▸ **Written problem**: Give the listing below again in full, exactly as written.

▸ **Data records**:
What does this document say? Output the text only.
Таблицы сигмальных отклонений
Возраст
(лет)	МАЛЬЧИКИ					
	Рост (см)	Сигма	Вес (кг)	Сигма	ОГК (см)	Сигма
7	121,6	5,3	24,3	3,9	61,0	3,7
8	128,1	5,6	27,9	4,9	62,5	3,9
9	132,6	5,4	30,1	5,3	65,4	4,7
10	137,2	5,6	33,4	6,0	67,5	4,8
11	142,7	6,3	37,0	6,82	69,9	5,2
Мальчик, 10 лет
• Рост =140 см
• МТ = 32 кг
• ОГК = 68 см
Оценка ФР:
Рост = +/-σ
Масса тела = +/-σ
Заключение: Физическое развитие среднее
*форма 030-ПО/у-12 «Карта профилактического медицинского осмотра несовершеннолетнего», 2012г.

▸ **Answer to the problem**:
What does this document say? Output the text only.
Таблицы сигмальных отклонений
Возраст
(лет)	МАЛЬЧИКИ					
	Рост (см)	Сигма	Вес (кг)	Сигма	ОГК (см)	Сигма
7	121,6	5,3	24,3	3,9	61,0	3,7
8	128,1	5,6	27,9	4,9	62,5	3,9
9	132,6	5,4	30,1	5,3	65,4	4,7
10	137,2	5,6	33,4	6,0	67,5	4,8
11	142,7	6,3	37,0	6,82	69,9	5,2
Мальчик, 10 лет
• Рост =140 см
• МТ = 32 кг
• ОГК = 68 см
Оценка ФР:
Рост = +/-σ
Масса тела = +/-σ
Заключение: Физическое развитие среднее
*форма 030-ПО/у-12 «Карта профилактического медицинского осмотра несовершеннолетнего», 2012г.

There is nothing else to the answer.